### Input
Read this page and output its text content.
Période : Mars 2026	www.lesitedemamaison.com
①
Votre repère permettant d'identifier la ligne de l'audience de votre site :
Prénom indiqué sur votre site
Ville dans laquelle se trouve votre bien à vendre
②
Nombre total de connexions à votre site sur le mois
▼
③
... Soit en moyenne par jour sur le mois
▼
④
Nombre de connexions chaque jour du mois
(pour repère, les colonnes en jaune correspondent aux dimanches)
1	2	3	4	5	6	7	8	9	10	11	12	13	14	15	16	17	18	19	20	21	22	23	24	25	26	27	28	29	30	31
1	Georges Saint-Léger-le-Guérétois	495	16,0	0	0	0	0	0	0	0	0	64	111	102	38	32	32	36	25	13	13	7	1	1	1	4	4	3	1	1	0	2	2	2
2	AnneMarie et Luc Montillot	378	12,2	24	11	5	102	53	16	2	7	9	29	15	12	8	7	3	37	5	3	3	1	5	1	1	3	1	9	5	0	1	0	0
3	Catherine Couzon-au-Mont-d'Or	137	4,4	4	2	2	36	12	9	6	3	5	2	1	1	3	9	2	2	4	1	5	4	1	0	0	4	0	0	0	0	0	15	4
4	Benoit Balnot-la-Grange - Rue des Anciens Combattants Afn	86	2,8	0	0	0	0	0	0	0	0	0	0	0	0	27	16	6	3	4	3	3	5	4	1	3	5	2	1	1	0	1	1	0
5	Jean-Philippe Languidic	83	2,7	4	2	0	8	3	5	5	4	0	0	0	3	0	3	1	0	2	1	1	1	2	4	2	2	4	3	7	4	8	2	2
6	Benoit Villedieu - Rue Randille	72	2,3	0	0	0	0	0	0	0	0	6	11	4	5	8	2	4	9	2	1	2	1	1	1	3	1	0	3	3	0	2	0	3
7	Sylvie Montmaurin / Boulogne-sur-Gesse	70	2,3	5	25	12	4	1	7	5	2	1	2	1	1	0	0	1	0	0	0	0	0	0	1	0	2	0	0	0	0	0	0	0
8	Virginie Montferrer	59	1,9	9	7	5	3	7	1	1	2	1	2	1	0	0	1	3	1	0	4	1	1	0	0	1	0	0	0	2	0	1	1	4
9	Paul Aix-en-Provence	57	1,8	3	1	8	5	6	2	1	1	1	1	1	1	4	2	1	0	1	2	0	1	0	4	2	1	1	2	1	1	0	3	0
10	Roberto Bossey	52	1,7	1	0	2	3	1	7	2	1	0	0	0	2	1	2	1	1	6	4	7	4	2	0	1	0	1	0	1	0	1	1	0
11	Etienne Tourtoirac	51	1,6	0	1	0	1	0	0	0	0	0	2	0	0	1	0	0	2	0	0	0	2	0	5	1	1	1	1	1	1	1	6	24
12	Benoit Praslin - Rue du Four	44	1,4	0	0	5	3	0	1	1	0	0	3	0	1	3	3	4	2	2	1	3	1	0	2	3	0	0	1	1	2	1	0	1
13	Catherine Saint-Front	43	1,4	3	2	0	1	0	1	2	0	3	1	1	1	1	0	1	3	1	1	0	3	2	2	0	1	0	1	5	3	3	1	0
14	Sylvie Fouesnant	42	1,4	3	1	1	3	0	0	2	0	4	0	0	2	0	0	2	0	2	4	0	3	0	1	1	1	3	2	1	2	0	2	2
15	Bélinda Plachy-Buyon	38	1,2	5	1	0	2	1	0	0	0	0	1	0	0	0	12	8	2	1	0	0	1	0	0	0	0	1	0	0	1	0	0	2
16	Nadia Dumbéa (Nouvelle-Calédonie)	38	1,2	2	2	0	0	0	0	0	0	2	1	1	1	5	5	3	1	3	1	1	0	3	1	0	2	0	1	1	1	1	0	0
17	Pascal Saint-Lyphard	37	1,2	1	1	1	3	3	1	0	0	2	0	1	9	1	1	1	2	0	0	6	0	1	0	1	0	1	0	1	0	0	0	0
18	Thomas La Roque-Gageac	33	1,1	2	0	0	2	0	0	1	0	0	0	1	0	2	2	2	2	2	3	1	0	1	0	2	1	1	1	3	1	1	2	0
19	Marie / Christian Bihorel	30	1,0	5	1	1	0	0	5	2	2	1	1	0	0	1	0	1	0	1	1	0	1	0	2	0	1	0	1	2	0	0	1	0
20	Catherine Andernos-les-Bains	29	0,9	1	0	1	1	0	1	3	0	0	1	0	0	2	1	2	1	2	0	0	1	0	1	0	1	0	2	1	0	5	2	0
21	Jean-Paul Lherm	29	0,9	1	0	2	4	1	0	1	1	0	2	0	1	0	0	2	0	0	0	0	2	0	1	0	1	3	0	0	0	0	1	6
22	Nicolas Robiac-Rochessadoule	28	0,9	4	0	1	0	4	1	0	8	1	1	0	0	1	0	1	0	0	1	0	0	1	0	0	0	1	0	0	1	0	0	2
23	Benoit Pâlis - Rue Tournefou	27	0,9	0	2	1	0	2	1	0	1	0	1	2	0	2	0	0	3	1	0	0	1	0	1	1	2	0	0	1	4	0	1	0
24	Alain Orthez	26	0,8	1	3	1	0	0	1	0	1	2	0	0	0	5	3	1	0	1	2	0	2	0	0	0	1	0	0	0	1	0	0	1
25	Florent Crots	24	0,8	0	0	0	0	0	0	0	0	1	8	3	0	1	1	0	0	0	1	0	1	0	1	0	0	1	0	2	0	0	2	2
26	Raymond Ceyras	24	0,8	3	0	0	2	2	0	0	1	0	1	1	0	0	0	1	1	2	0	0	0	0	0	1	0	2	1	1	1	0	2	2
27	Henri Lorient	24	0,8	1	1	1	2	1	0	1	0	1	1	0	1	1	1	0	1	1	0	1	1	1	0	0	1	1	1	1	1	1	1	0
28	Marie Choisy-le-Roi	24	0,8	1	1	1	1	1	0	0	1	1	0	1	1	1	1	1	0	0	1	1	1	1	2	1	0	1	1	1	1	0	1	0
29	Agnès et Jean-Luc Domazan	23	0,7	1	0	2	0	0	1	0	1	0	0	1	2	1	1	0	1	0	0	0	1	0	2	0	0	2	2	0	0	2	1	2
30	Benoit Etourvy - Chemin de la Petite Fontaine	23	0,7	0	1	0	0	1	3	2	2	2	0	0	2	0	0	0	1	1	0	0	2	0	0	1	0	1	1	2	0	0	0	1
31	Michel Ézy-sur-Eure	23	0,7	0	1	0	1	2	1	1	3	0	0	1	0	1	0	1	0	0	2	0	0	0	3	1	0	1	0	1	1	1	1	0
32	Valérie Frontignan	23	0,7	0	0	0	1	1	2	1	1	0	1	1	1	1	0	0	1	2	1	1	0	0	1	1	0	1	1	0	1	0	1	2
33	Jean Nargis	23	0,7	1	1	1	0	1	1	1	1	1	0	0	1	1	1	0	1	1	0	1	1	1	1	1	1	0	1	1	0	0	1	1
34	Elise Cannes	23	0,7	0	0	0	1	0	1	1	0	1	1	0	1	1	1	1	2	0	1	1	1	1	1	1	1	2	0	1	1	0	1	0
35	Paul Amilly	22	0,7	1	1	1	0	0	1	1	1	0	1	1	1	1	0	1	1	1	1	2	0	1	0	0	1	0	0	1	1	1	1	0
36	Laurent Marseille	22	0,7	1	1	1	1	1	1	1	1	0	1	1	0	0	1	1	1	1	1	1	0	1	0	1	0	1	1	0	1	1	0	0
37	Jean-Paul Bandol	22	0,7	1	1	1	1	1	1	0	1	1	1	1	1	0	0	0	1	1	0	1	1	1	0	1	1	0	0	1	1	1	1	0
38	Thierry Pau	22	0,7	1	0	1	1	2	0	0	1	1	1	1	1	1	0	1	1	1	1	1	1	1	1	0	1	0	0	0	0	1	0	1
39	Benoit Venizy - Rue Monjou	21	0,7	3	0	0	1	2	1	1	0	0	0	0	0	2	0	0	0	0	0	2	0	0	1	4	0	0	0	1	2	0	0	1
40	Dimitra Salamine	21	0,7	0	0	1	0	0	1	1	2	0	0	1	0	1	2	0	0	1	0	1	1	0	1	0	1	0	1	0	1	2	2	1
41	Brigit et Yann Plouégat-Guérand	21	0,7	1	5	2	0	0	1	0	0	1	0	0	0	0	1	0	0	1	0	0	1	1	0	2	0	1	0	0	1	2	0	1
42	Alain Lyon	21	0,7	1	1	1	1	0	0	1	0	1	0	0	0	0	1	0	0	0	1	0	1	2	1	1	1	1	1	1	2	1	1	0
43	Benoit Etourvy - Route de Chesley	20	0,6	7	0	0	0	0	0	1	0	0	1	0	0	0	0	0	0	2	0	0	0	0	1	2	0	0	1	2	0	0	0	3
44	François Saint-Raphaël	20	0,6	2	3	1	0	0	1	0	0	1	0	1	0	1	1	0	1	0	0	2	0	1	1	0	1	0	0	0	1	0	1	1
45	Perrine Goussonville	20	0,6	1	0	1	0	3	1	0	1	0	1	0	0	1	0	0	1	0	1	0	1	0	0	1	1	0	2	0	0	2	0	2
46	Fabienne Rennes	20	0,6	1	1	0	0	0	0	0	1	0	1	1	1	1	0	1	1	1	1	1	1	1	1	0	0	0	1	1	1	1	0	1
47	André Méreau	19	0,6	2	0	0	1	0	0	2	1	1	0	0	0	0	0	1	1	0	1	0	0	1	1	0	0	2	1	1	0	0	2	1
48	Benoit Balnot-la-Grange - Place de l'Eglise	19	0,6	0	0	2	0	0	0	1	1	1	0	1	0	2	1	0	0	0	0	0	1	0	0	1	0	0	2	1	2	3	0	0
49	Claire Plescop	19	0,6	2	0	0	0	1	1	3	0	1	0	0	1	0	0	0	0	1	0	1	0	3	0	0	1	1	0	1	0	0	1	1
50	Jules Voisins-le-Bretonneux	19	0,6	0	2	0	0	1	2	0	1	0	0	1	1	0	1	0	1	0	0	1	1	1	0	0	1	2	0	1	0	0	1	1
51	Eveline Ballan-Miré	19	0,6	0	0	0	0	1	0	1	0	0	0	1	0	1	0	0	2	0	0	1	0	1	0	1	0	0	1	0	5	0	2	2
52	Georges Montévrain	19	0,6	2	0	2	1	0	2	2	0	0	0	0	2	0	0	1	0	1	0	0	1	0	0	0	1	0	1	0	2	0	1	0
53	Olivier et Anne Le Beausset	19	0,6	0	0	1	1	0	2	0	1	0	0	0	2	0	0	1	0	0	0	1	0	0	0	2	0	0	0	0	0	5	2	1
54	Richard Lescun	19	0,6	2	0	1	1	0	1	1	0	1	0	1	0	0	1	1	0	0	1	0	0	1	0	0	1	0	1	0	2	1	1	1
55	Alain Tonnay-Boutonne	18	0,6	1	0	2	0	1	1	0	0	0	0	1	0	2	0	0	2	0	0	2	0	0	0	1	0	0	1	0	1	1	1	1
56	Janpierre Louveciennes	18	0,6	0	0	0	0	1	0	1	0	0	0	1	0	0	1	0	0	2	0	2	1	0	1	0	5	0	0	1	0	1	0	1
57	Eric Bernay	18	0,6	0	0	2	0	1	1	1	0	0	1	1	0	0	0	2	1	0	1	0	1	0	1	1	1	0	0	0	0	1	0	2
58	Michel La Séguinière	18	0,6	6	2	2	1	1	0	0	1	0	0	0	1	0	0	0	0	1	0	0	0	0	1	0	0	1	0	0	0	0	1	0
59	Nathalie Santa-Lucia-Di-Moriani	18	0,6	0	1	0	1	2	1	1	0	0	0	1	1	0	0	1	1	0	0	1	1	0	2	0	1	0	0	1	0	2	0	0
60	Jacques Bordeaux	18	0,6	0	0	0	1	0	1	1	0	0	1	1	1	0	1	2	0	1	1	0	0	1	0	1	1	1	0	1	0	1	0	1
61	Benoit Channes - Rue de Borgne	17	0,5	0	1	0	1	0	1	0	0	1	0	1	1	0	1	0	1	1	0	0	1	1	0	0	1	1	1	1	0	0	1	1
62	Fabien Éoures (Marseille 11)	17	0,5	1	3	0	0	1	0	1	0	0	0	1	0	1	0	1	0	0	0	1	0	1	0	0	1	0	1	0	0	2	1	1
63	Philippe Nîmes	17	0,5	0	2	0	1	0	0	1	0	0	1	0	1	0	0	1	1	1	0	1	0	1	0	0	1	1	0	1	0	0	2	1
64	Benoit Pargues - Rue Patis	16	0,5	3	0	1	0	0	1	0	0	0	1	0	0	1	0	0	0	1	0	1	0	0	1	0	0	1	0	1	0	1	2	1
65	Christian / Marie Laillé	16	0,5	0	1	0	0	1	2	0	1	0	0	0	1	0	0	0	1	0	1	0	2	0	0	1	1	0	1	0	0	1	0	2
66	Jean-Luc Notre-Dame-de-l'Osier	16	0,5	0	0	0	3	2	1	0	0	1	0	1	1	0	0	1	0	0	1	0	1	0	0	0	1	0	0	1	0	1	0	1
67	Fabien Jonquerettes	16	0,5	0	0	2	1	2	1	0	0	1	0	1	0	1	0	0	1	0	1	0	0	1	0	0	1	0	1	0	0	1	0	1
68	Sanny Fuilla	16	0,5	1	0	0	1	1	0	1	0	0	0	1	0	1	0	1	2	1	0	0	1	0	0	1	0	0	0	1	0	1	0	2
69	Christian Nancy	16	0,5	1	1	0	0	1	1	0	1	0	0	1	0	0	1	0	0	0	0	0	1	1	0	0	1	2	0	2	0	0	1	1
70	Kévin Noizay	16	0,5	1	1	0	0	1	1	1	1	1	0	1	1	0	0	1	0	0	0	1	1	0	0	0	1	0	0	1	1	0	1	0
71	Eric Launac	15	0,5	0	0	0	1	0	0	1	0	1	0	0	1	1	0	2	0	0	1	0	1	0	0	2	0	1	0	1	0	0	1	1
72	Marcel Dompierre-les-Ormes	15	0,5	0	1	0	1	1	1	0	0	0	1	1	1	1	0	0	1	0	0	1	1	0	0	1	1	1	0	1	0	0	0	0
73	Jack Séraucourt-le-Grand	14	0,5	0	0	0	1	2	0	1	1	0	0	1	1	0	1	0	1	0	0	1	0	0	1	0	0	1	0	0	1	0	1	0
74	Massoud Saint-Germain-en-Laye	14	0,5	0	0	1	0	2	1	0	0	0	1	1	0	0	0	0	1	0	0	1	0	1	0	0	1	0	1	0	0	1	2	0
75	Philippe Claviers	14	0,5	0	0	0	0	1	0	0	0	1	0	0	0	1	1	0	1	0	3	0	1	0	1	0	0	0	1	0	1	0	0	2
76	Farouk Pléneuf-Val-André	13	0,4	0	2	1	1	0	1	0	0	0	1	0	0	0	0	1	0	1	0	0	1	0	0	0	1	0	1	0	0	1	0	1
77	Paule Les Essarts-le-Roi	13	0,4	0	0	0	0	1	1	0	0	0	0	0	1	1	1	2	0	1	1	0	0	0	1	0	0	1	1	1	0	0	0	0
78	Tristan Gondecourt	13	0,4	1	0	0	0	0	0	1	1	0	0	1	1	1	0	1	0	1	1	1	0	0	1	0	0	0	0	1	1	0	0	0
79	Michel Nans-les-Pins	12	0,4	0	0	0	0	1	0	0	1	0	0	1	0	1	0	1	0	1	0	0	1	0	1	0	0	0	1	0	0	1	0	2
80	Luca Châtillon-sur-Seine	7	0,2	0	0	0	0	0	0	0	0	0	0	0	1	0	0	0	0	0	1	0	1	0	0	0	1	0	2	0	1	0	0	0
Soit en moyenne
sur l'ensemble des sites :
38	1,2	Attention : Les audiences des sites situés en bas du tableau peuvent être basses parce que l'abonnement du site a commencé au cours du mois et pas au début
######
Find how many lines of the material carry the string "Grange". Only the number should be in the answer.

*Task answer:* 2